### To be done
Return the records in full, exactly as given.

━━━━━ Listing

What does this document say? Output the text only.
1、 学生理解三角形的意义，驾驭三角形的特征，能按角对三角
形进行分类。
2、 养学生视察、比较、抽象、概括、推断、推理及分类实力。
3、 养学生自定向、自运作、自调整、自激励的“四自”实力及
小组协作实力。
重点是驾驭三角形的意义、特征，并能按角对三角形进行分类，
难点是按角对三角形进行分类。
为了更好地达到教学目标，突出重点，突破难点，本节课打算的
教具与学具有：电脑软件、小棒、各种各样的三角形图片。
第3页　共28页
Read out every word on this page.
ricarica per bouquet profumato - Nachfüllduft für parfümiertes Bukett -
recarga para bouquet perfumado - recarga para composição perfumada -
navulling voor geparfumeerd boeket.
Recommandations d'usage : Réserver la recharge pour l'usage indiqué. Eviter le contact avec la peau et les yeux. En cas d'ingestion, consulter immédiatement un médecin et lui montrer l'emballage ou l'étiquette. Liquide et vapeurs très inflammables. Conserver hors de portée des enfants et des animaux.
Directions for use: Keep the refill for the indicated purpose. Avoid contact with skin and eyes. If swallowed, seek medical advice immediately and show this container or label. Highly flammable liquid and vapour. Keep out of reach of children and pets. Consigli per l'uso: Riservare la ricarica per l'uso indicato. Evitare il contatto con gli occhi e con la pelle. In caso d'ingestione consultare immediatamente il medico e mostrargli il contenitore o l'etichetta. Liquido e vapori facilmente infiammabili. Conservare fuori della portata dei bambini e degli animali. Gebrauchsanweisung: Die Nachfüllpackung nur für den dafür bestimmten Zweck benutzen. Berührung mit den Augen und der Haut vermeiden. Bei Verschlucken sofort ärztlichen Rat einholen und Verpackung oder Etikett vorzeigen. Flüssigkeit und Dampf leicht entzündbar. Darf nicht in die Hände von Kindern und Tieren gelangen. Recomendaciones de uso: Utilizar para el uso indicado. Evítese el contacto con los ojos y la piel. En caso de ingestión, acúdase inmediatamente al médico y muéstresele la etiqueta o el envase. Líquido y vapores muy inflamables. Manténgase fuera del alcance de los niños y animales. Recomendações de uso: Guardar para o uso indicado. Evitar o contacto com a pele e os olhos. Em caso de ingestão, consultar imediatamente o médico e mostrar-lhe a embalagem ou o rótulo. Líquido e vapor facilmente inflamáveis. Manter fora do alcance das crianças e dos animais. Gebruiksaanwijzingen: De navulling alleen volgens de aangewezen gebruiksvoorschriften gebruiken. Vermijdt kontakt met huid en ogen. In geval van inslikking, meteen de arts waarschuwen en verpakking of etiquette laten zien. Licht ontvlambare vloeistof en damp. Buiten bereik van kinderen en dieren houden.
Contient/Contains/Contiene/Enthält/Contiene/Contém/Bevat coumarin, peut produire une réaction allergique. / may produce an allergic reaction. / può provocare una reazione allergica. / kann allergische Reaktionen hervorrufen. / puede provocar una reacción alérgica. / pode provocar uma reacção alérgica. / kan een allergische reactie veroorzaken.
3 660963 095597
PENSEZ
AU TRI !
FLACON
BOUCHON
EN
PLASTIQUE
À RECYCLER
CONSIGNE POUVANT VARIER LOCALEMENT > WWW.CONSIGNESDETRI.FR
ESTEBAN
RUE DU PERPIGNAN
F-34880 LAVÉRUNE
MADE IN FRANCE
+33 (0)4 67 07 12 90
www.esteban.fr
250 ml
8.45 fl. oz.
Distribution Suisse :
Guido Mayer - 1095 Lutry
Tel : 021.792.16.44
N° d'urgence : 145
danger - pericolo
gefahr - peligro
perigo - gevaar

━━━━━━━━━━

### Task result
What does this document say? Output the text only.
1、 学生理解三角形的意义，驾驭三角形的特征，能按角对三角
形进行分类。
2、 养学生视察、比较、抽象、概括、推断、推理及分类实力。
3、 养学生自定向、自运作、自调整、自激励的“四自”实力及
小组协作实力。
重点是驾驭三角形的意义、特征，并能按角对三角形进行分类，
难点是按角对三角形进行分类。
为了更好地达到教学目标，突出重点，突破难点，本节课打算的
教具与学具有：电脑软件、小棒、各种各样的三角形图片。
第3页　共28页
Read out every word on this page.
ricarica per bouquet profumato - Nachfüllduft für parfümiertes Bukett -
recarga para bouquet perfumado - recarga para composição perfumada -
navulling voor geparfumeerd boeket.
Recommandations d'usage : Réserver la recharge pour l'usage indiqué. Eviter le contact avec la peau et les yeux. En cas d'ingestion, consulter immédiatement un médecin et lui montrer l'emballage ou l'étiquette. Liquide et vapeurs très inflammables. Conserver hors de portée des enfants et des animaux.
Directions for use: Keep the refill for the indicated purpose. Avoid contact with skin and eyes. If swallowed, seek medical advice immediately and show this container or label. Highly flammable liquid and vapour. Keep out of reach of children and pets. Consigli per l'uso: Riservare la ricarica per l'uso indicato. Evitare il contatto con gli occhi e con la pelle. In caso d'ingestione consultare immediatamente il medico e mostrargli il contenitore o l'etichetta. Liquido e vapori facilmente infiammabili. Conservare fuori della portata dei bambini e degli animali. Gebrauchsanweisung: Die Nachfüllpackung nur für den dafür bestimmten Zweck benutzen. Berührung mit den Augen und der Haut vermeiden. Bei Verschlucken sofort ärztlichen Rat einholen und Verpackung oder Etikett vorzeigen. Flüssigkeit und Dampf leicht entzündbar. Darf nicht in die Hände von Kindern und Tieren gelangen. Recomendaciones de uso: Utilizar para el uso indicado. Evítese el contacto con los ojos y la piel. En caso de ingestión, acúdase inmediatamente al médico y muéstresele la etiqueta o el envase. Líquido y vapores muy inflamables. Manténgase fuera del alcance de los niños y animales. Recomendações de uso: Guardar para o uso indicado. Evitar o contacto com a pele e os olhos. Em caso de ingestão, consultar imediatamente o médico e mostrar-lhe a embalagem ou o rótulo. Líquido e vapor facilmente inflamáveis. Manter fora do alcance das crianças e dos animais. Gebruiksaanwijzingen: De navulling alleen volgens de aangewezen gebruiksvoorschriften gebruiken. Vermijdt kontakt met huid en ogen. In geval van inslikking, meteen de arts waarschuwen en verpakking of etiquette laten zien. Licht ontvlambare vloeistof en damp. Buiten bereik van kinderen en dieren houden.
Contient/Contains/Contiene/Enthält/Contiene/Contém/Bevat coumarin, peut produire une réaction allergique. / may produce an allergic reaction. / può provocare una reazione allergica. / kann allergische Reaktionen hervorrufen. / puede provocar una reacción alérgica. / pode provocar uma reacção alérgica. / kan een allergische reactie veroorzaken.
3 660963 095597
PENSEZ
AU TRI !
FLACON
BOUCHON
EN
PLASTIQUE
À RECYCLER
CONSIGNE POUVANT VARIER LOCALEMENT > WWW.CONSIGNESDETRI.FR
ESTEBAN
RUE DU PERPIGNAN
F-34880 LAVÉRUNE
MADE IN FRANCE
+33 (0)4 67 07 12 90
www.esteban.fr
250 ml
8.45 fl. oz.
Distribution Suisse :
Guido Mayer - 1095 Lutry
Tel : 021.792.16.44
N° d'urgence : 145
danger - pericolo
gefahr - peligro
perigo - gevaar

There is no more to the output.